**WRITTEN REQUEST:** Every line of the records below should be restated exactly.

**RECORDS PROVIDED:**
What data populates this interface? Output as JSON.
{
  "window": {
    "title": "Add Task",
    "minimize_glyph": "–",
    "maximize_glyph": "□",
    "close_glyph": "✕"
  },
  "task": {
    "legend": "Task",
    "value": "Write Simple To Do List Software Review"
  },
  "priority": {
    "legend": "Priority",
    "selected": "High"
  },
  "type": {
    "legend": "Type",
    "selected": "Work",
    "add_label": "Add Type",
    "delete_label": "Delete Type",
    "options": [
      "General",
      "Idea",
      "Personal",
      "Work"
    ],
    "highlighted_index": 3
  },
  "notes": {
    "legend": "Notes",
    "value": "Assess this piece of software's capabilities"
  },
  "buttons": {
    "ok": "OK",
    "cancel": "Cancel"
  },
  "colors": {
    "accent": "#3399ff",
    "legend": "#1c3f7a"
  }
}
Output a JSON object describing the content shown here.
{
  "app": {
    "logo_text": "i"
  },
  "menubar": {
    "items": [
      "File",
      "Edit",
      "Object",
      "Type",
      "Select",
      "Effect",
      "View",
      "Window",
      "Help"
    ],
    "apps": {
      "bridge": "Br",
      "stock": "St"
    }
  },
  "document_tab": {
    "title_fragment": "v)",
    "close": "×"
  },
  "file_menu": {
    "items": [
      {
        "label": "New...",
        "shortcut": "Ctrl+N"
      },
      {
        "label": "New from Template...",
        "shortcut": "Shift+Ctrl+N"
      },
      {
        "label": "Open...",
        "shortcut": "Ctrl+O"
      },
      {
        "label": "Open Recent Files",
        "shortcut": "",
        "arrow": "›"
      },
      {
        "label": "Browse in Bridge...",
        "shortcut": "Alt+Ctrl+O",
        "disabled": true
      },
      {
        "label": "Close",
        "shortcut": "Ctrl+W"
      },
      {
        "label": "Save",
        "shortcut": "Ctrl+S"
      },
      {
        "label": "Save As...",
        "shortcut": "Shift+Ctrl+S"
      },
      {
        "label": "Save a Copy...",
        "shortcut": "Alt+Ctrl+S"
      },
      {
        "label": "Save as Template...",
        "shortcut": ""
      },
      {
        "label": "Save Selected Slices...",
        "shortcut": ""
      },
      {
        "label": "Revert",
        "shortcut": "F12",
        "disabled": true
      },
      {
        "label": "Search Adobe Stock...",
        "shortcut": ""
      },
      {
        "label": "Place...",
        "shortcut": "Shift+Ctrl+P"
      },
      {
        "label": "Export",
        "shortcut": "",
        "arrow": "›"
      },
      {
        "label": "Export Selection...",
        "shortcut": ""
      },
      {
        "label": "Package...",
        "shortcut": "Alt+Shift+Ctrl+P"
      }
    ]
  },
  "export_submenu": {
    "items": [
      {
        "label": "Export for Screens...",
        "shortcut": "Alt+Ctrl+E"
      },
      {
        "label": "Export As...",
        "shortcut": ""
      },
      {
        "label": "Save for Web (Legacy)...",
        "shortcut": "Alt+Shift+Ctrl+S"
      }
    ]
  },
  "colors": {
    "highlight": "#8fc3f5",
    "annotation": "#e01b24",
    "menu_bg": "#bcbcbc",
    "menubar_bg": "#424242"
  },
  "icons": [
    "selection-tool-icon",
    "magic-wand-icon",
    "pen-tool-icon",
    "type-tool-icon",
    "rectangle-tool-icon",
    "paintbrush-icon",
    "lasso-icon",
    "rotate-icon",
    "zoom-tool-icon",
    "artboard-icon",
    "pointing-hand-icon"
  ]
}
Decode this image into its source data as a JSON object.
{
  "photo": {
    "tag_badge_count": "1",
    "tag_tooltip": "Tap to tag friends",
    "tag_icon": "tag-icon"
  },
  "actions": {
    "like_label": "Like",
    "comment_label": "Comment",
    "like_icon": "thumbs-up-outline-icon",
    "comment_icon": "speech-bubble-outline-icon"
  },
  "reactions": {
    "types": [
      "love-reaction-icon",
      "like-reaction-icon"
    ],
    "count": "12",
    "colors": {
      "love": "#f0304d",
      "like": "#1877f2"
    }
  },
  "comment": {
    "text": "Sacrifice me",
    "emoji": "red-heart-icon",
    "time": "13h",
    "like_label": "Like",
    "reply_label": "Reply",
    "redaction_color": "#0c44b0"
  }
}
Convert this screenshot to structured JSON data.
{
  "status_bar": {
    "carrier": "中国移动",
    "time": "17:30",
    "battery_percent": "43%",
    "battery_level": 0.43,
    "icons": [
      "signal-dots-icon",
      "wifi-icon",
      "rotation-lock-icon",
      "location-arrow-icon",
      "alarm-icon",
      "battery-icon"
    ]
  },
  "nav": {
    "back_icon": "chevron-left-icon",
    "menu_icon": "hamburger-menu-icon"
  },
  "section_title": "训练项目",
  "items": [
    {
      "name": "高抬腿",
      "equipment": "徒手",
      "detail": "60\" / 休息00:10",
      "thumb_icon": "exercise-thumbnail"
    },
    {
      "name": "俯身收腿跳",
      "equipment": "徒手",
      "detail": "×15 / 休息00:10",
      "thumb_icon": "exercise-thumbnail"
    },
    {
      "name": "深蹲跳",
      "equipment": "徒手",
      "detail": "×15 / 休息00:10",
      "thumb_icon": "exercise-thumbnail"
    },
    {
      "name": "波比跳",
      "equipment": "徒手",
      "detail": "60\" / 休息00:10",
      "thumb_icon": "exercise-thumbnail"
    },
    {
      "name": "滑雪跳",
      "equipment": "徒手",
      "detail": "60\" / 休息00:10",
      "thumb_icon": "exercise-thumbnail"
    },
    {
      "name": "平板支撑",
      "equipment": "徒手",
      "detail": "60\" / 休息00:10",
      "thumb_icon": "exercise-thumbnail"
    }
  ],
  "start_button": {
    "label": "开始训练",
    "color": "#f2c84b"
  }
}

**EXERCISE ANSWER:**
What data populates this interface? Output as JSON.
{
  "window": {
    "title": "Add Task",
    "minimize_glyph": "–",
    "maximize_glyph": "□",
    "close_glyph": "✕"
  },
  "task": {
    "legend": "Task",
    "value": "Write Simple To Do List Software Review"
  },
  "priority": {
    "legend": "Priority",
    "selected": "High"
  },
  "type": {
    "legend": "Type",
    "selected": "Work",
    "add_label": "Add Type",
    "delete_label": "Delete Type",
    "options": [
      "General",
      "Idea",
      "Personal",
      "Work"
    ],
    "highlighted_index": 3
  },
  "notes": {
    "legend": "Notes",
    "value": "Assess this piece of software's capabilities"
  },
  "buttons": {
    "ok": "OK",
    "cancel": "Cancel"
  },
  "colors": {
    "accent": "#3399ff",
    "legend": "#1c3f7a"
  }
}
Output a JSON object describing the content shown here.
{
  "app": {
    "logo_text": "i"
  },
  "menubar": {
    "items": [
      "File",
      "Edit",
      "Object",
      "Type",
      "Select",
      "Effect",
      "View",
      "Window",
      "Help"
    ],
    "apps": {
      "bridge": "Br",
      "stock": "St"
    }
  },
  "document_tab": {
    "title_fragment": "v)",
    "close": "×"
  },
  "file_menu": {
    "items": [
      {
        "label": "New...",
        "shortcut": "Ctrl+N"
      },
      {
        "label": "New from Template...",
        "shortcut": "Shift+Ctrl+N"
      },
      {
        "label": "Open...",
        "shortcut": "Ctrl+O"
      },
      {
        "label": "Open Recent Files",
        "shortcut": "",
        "arrow": "›"
      },
      {
        "label": "Browse in Bridge...",
        "shortcut": "Alt+Ctrl+O",
        "disabled": true
      },
      {
        "label": "Close",
        "shortcut": "Ctrl+W"
      },
      {
        "label": "Save",
        "shortcut": "Ctrl+S"
      },
      {
        "label": "Save As...",
        "shortcut": "Shift+Ctrl+S"
      },
      {
        "label": "Save a Copy...",
        "shortcut": "Alt+Ctrl+S"
      },
      {
        "label": "Save as Template...",
        "shortcut": ""
      },
      {
        "label": "Save Selected Slices...",
        "shortcut": ""
      },
      {
        "label": "Revert",
        "shortcut": "F12",
        "disabled": true
      },
      {
        "label": "Search Adobe Stock...",
        "shortcut": ""
      },
      {
        "label": "Place...",
        "shortcut": "Shift+Ctrl+P"
      },
      {
        "label": "Export",
        "shortcut": "",
        "arrow": "›"
      },
      {
        "label": "Export Selection...",
        "shortcut": ""
      },
      {
        "label": "Package...",
        "shortcut": "Alt+Shift+Ctrl+P"
      }
    ]
  },
  "export_submenu": {
    "items": [
      {
        "label": "Export for Screens...",
        "shortcut": "Alt+Ctrl+E"
      },
      {
        "label": "Export As...",
        "shortcut": ""
      },
      {
        "label": "Save for Web (Legacy)...",
        "shortcut": "Alt+Shift+Ctrl+S"
      }
    ]
  },
  "colors": {
    "highlight": "#8fc3f5",
    "annotation": "#e01b24",
    "menu_bg": "#bcbcbc",
    "menubar_bg": "#424242"
  },
  "icons": [
    "selection-tool-icon",
    "magic-wand-icon",
    "pen-tool-icon",
    "type-tool-icon",
    "rectangle-tool-icon",
    "paintbrush-icon",
    "lasso-icon",
    "rotate-icon",
    "zoom-tool-icon",
    "artboard-icon",
    "pointing-hand-icon"
  ]
}
Decode this image into its source data as a JSON object.
{
  "photo": {
    "tag_badge_count": "1",
    "tag_tooltip": "Tap to tag friends",
    "tag_icon": "tag-icon"
  },
  "actions": {
    "like_label": "Like",
    "comment_label": "Comment",
    "like_icon": "thumbs-up-outline-icon",
    "comment_icon": "speech-bubble-outline-icon"
  },
  "reactions": {
    "types": [
      "love-reaction-icon",
      "like-reaction-icon"
    ],
    "count": "12",
    "colors": {
      "love": "#f0304d",
      "like": "#1877f2"
    }
  },
  "comment": {
    "text": "Sacrifice me",
    "emoji": "red-heart-icon",
    "time": "13h",
    "like_label": "Like",
    "reply_label": "Reply",
    "redaction_color": "#0c44b0"
  }
}
Convert this screenshot to structured JSON data.
{
  "status_bar": {
    "carrier": "中国移动",
    "time": "17:30",
    "battery_percent": "43%",
    "battery_level": 0.43,
    "icons": [
      "signal-dots-icon",
      "wifi-icon",
      "rotation-lock-icon",
      "location-arrow-icon",
      "alarm-icon",
      "battery-icon"
    ]
  },
  "nav": {
    "back_icon": "chevron-left-icon",
    "menu_icon": "hamburger-menu-icon"
  },
  "section_title": "训练项目",
  "items": [
    {
      "name": "高抬腿",
      "equipment": "徒手",
      "detail": "60\" / 休息00:10",
      "thumb_icon": "exercise-thumbnail"
    },
    {
      "name": "俯身收腿跳",
      "equipment": "徒手",
      "detail": "×15 / 休息00:10",
      "thumb_icon": "exercise-thumbnail"
    },
    {
      "name": "深蹲跳",
      "equipment": "徒手",
      "detail": "×15 / 休息00:10",
      "thumb_icon": "exercise-thumbnail"
    },
    {
      "name": "波比跳",
      "equipment": "徒手",
      "detail": "60\" / 休息00:10",
      "thumb_icon": "exercise-thumbnail"
    },
    {
      "name": "滑雪跳",
      "equipment": "徒手",
      "detail": "60\" / 休息00:10",
      "thumb_icon": "exercise-thumbnail"
    },
    {
      "name": "平板支撑",
      "equipment": "徒手",
      "detail": "60\" / 休息00:10",
      "thumb_icon": "exercise-thumbnail"
    }
  ],
  "start_button": {
    "label": "开始训练",
    "color": "#f2c84b"
  }
}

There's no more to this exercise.